▶ WORK TO BE COMPLETED:
Copy out all of the material, matching it word for word.

---------- THE RECORDS ----------

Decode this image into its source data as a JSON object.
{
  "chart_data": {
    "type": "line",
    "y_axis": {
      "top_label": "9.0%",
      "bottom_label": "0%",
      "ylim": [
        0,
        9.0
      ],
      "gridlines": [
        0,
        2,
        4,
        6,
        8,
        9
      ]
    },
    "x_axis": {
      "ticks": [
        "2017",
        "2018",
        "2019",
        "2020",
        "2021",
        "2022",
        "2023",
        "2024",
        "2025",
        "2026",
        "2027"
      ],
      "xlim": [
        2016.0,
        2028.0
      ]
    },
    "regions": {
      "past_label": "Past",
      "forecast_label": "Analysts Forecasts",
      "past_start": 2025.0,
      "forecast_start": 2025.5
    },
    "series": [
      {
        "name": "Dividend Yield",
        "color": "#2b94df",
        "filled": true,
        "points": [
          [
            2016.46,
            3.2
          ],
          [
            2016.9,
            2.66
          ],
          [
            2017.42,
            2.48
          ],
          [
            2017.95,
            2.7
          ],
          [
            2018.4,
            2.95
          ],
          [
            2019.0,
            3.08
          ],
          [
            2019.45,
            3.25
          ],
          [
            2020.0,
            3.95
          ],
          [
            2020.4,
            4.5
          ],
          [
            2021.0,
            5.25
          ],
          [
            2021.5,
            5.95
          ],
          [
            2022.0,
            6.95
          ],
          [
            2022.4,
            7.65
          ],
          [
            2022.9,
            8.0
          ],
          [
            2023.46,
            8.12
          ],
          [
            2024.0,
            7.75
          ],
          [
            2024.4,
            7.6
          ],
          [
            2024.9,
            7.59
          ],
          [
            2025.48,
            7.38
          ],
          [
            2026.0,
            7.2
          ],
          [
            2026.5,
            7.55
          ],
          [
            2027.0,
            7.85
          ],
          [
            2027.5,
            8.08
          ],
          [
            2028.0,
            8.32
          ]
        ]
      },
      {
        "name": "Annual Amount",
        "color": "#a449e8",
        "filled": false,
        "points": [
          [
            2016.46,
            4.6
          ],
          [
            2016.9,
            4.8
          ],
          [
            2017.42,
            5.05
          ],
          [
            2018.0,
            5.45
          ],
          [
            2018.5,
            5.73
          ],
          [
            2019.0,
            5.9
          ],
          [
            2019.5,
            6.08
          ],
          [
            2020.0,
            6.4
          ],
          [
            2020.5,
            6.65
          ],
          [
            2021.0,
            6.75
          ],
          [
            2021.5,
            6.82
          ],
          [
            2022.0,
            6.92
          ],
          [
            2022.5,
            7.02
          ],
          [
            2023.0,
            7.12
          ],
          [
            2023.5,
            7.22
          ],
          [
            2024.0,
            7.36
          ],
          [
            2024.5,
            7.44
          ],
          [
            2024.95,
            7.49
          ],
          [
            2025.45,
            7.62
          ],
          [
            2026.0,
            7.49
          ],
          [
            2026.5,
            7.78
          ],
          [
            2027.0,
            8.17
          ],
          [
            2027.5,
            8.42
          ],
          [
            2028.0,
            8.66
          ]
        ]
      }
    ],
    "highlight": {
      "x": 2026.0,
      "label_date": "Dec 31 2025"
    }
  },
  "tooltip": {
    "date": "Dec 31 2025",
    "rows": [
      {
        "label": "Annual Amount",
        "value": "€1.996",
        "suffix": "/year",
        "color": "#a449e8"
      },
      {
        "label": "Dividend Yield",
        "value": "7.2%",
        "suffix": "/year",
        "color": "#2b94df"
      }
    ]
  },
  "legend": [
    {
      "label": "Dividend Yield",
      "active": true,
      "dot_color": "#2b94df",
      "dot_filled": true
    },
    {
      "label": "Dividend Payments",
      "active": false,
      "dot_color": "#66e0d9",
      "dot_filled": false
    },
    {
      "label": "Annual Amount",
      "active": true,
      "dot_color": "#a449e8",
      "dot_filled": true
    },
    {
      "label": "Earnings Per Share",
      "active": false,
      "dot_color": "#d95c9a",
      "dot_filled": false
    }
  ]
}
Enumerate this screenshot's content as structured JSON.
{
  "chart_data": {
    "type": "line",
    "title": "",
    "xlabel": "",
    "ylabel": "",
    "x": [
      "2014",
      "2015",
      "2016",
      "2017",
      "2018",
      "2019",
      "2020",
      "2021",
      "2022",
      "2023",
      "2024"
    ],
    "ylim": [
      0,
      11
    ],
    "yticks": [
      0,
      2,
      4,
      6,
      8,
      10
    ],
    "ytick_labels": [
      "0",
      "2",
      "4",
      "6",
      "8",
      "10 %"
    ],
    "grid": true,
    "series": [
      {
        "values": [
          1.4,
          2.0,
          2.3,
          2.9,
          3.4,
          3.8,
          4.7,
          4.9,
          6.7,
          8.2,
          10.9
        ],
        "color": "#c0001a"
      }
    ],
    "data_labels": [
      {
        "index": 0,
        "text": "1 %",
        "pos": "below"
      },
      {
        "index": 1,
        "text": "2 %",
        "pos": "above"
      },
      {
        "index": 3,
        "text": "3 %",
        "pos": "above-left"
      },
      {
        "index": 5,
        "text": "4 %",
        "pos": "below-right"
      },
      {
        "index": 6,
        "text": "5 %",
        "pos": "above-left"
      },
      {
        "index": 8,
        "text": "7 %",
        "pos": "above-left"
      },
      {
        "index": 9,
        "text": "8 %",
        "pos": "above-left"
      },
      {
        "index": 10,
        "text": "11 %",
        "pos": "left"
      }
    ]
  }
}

----------

▶ ANSWER TO THE TASK:
Decode this image into its source data as a JSON object.
{
  "chart_data": {
    "type": "line",
    "y_axis": {
      "top_label": "9.0%",
      "bottom_label": "0%",
      "ylim": [
        0,
        9.0
      ],
      "gridlines": [
        0,
        2,
        4,
        6,
        8,
        9
      ]
    },
    "x_axis": {
      "ticks": [
        "2017",
        "2018",
        "2019",
        "2020",
        "2021",
        "2022",
        "2023",
        "2024",
        "2025",
        "2026",
        "2027"
      ],
      "xlim": [
        2016.0,
        2028.0
      ]
    },
    "regions": {
      "past_label": "Past",
      "forecast_label": "Analysts Forecasts",
      "past_start": 2025.0,
      "forecast_start": 2025.5
    },
    "series": [
      {
        "name": "Dividend Yield",
        "color": "#2b94df",
        "filled": true,
        "points": [
          [
            2016.46,
            3.2
          ],
          [
            2016.9,
            2.66
          ],
          [
            2017.42,
            2.48
          ],
          [
            2017.95,
            2.7
          ],
          [
            2018.4,
            2.95
          ],
          [
            2019.0,
            3.08
          ],
          [
            2019.45,
            3.25
          ],
          [
            2020.0,
            3.95
          ],
          [
            2020.4,
            4.5
          ],
          [
            2021.0,
            5.25
          ],
          [
            2021.5,
            5.95
          ],
          [
            2022.0,
            6.95
          ],
          [
            2022.4,
            7.65
          ],
          [
            2022.9,
            8.0
          ],
          [
            2023.46,
            8.12
          ],
          [
            2024.0,
            7.75
          ],
          [
            2024.4,
            7.6
          ],
          [
            2024.9,
            7.59
          ],
          [
            2025.48,
            7.38
          ],
          [
            2026.0,
            7.2
          ],
          [
            2026.5,
            7.55
          ],
          [
            2027.0,
            7.85
          ],
          [
            2027.5,
            8.08
          ],
          [
            2028.0,
            8.32
          ]
        ]
      },
      {
        "name": "Annual Amount",
        "color": "#a449e8",
        "filled": false,
        "points": [
          [
            2016.46,
            4.6
          ],
          [
            2016.9,
            4.8
          ],
          [
            2017.42,
            5.05
          ],
          [
            2018.0,
            5.45
          ],
          [
            2018.5,
            5.73
          ],
          [
            2019.0,
            5.9
          ],
          [
            2019.5,
            6.08
          ],
          [
            2020.0,
            6.4
          ],
          [
            2020.5,
            6.65
          ],
          [
            2021.0,
            6.75
          ],
          [
            2021.5,
            6.82
          ],
          [
            2022.0,
            6.92
          ],
          [
            2022.5,
            7.02
          ],
          [
            2023.0,
            7.12
          ],
          [
            2023.5,
            7.22
          ],
          [
            2024.0,
            7.36
          ],
          [
            2024.5,
            7.44
          ],
          [
            2024.95,
            7.49
          ],
          [
            2025.45,
            7.62
          ],
          [
            2026.0,
            7.49
          ],
          [
            2026.5,
            7.78
          ],
          [
            2027.0,
            8.17
          ],
          [
            2027.5,
            8.42
          ],
          [
            2028.0,
            8.66
          ]
        ]
      }
    ],
    "highlight": {
      "x": 2026.0,
      "label_date": "Dec 31 2025"
    }
  },
  "tooltip": {
    "date": "Dec 31 2025",
    "rows": [
      {
        "label": "Annual Amount",
        "value": "€1.996",
        "suffix": "/year",
        "color": "#a449e8"
      },
      {
        "label": "Dividend Yield",
        "value": "7.2%",
        "suffix": "/year",
        "color": "#2b94df"
      }
    ]
  },
  "legend": [
    {
      "label": "Dividend Yield",
      "active": true,
      "dot_color": "#2b94df",
      "dot_filled": true
    },
    {
      "label": "Dividend Payments",
      "active": false,
      "dot_color": "#66e0d9",
      "dot_filled": false
    },
    {
      "label": "Annual Amount",
      "active": true,
      "dot_color": "#a449e8",
      "dot_filled": true
    },
    {
      "label": "Earnings Per Share",
      "active": false,
      "dot_color": "#d95c9a",
      "dot_filled": false
    }
  ]
}
Enumerate this screenshot's content as structured JSON.
{
  "chart_data": {
    "type": "line",
    "title": "",
    "xlabel": "",
    "ylabel": "",
    "x": [
      "2014",
      "2015",
      "2016",
      "2017",
      "2018",
      "2019",
      "2020",
      "2021",
      "2022",
      "2023",
      "2024"
    ],
    "ylim": [
      0,
      11
    ],
    "yticks": [
      0,
      2,
      4,
      6,
      8,
      10
    ],
    "ytick_labels": [
      "0",
      "2",
      "4",
      "6",
      "8",
      "10 %"
    ],
    "grid": true,
    "series": [
      {
        "values": [
          1.4,
          2.0,
          2.3,
          2.9,
          3.4,
          3.8,
          4.7,
          4.9,
          6.7,
          8.2,
          10.9
        ],
        "color": "#c0001a"
      }
    ],
    "data_labels": [
      {
        "index": 0,
        "text": "1 %",
        "pos": "below"
      },
      {
        "index": 1,
        "text": "2 %",
        "pos": "above"
      },
      {
        "index": 3,
        "text": "3 %",
        "pos": "above-left"
      },
      {
        "index": 5,
        "text": "4 %",
        "pos": "below-right"
      },
      {
        "index": 6,
        "text": "5 %",
        "pos": "above-left"
      },
      {
        "index": 8,
        "text": "7 %",
        "pos": "above-left"
      },
      {
        "index": 9,
        "text": "8 %",
        "pos": "above-left"
      },
      {
        "index": 10,
        "text": "11 %",
        "pos": "left"
      }
    ]
  }
}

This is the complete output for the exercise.